Find all lines in the records that include the word "nutritivo", and copy them out.

Excerpted records:
————————
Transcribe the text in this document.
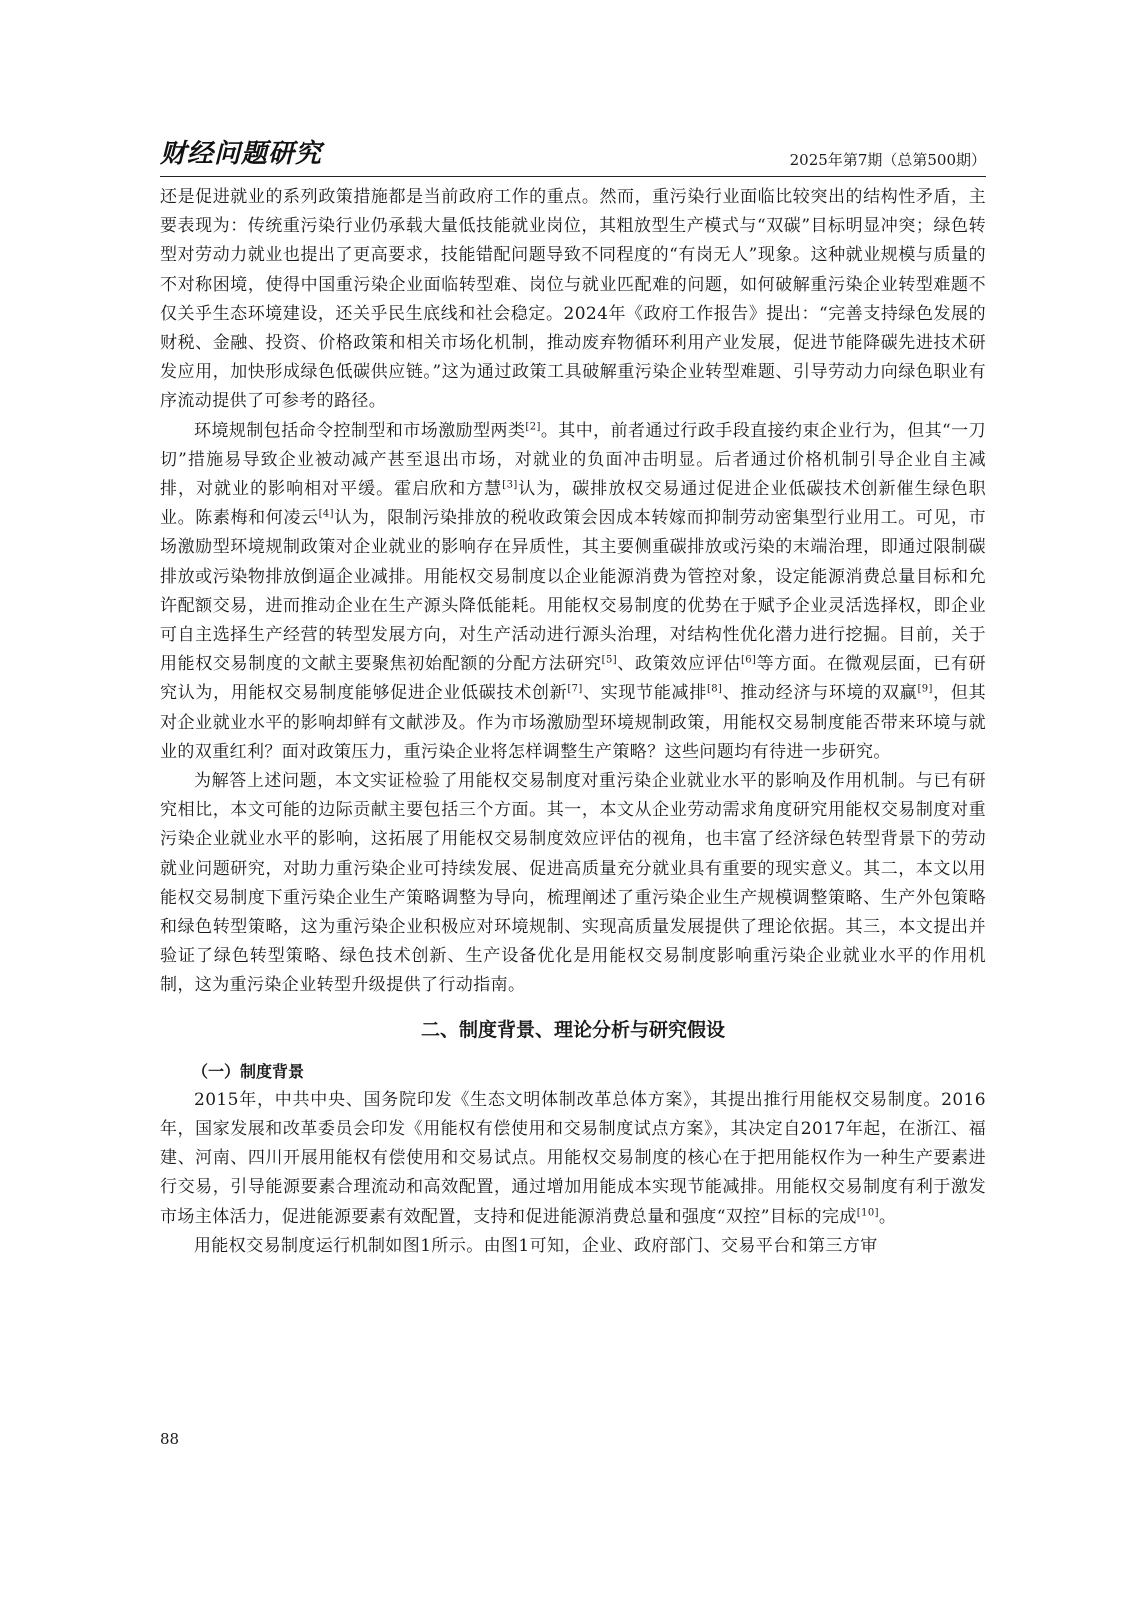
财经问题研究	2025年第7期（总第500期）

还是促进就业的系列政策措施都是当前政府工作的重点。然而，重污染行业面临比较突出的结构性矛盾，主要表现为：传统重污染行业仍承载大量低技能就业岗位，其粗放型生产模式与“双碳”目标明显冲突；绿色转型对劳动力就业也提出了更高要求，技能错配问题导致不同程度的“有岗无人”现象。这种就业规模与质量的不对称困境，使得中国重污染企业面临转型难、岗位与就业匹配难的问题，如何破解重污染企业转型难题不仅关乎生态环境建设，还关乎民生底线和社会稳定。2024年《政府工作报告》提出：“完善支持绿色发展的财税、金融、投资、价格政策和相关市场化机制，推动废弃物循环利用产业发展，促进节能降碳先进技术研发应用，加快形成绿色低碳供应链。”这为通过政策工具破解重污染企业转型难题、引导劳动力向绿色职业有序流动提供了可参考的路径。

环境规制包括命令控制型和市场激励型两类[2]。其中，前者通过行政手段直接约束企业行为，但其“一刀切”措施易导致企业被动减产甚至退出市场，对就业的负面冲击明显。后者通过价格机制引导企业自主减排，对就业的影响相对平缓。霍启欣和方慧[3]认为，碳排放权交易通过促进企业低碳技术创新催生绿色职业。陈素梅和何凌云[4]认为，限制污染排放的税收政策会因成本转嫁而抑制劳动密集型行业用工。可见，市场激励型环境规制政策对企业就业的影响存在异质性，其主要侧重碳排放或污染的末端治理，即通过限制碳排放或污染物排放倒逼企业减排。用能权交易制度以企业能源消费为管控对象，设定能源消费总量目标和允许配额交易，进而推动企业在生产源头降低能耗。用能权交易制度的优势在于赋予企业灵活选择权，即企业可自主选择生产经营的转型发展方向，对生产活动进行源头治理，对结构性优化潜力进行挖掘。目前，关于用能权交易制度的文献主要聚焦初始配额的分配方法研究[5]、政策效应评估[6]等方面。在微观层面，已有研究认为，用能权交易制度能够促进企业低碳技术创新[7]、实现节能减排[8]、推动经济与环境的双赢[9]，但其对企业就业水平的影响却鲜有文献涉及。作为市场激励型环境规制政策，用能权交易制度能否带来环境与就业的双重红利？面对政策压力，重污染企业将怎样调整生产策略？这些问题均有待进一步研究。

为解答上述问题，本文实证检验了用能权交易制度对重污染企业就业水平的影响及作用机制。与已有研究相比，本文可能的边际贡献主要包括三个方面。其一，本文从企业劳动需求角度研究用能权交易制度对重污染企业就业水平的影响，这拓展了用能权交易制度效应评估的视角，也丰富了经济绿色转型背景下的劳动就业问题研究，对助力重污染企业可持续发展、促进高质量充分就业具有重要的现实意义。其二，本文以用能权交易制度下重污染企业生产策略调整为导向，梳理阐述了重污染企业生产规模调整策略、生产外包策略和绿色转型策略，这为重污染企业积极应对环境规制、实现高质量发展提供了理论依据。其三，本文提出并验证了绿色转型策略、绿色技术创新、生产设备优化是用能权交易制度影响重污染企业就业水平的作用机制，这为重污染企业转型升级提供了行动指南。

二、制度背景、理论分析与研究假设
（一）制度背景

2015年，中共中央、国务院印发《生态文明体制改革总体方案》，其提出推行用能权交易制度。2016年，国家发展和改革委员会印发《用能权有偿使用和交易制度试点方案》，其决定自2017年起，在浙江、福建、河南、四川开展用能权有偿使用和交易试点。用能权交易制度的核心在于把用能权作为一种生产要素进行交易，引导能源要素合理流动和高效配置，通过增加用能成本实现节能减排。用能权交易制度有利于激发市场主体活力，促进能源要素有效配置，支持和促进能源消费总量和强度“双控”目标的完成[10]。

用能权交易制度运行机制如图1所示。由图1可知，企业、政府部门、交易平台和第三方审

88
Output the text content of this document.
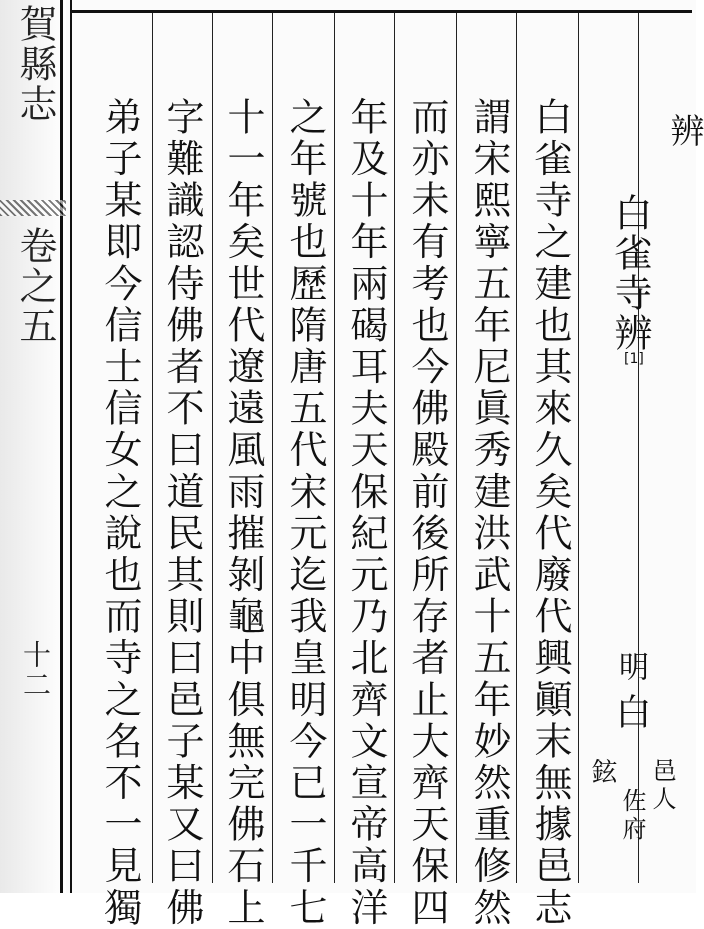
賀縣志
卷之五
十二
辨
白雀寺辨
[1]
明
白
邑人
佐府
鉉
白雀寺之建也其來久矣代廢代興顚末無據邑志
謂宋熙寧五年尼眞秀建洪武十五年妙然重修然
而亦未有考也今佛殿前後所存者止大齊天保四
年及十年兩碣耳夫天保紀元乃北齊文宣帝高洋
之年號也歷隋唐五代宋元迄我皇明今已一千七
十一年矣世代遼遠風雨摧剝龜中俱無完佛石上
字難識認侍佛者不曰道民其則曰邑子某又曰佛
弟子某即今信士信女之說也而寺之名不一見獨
————————
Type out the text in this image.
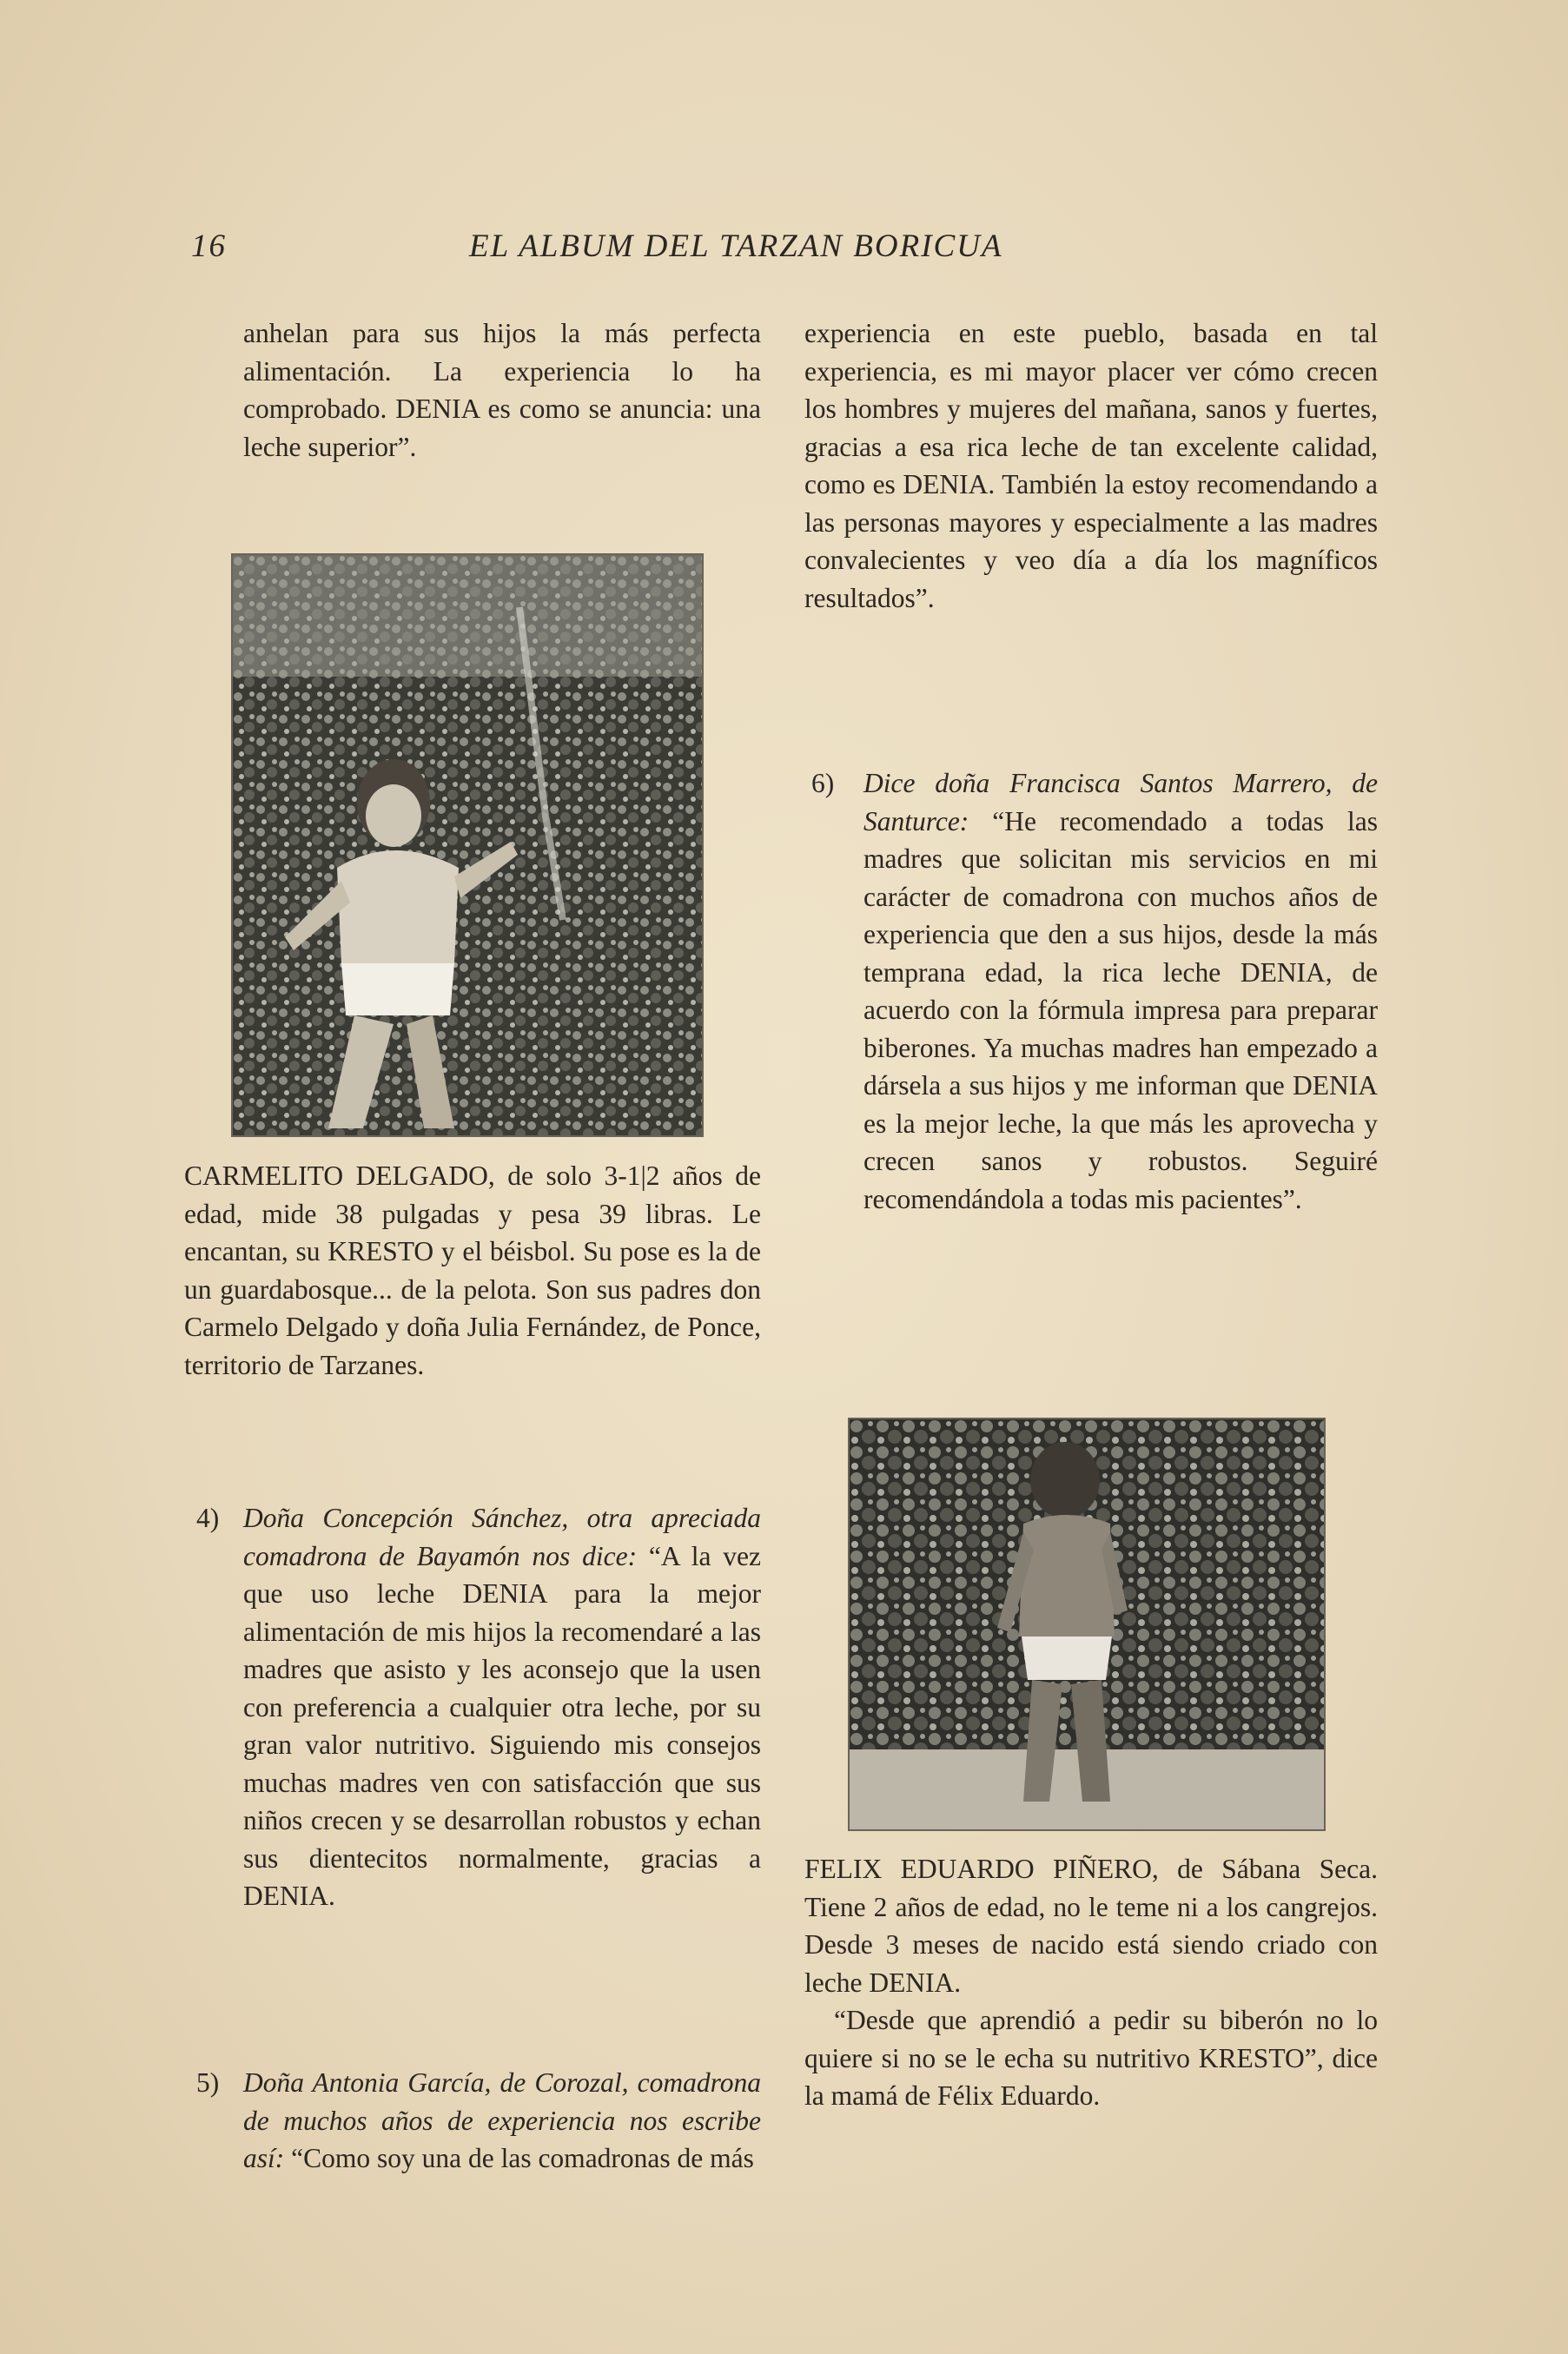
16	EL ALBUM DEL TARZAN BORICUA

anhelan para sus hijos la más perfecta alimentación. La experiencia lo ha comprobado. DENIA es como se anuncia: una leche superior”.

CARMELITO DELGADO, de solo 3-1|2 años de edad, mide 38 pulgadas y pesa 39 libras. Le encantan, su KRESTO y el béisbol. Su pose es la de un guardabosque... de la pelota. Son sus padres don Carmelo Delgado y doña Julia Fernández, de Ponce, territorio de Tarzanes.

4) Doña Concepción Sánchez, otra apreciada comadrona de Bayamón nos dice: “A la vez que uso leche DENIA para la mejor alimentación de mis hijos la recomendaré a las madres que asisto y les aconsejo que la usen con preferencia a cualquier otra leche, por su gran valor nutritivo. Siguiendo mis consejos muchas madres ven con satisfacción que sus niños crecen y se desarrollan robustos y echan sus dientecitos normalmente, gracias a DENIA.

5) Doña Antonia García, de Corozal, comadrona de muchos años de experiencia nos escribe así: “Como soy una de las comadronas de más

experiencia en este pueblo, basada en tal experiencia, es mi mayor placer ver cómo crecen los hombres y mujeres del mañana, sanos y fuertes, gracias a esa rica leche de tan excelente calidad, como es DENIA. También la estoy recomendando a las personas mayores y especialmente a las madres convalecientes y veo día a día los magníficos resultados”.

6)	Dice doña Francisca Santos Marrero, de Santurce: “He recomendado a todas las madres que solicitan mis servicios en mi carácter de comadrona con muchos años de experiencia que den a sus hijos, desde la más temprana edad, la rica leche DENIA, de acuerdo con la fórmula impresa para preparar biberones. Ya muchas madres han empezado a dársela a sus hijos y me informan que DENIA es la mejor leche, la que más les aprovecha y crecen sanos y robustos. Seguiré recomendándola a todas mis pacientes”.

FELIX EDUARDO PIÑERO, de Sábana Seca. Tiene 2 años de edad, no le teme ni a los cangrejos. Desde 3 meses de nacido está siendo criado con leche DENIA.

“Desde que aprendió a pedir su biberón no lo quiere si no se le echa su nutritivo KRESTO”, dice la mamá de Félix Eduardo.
————————
Task output:
4) Doña Concepción Sánchez, otra apreciada comadrona de Bayamón nos dice: “A la vez que uso leche DENIA para la mejor alimentación de mis hijos la recomendaré a las madres que asisto y les aconsejo que la usen con preferencia a cualquier otra leche, por su gran valor nutritivo. Siguiendo mis consejos muchas madres ven con satisfacción que sus niños crecen y se desarrollan robustos y echan sus dientecitos normalmente, gracias a DENIA.
“Desde que aprendió a pedir su biberón no lo quiere si no se le echa su nutritivo KRESTO”, dice la mamá de Félix Eduardo.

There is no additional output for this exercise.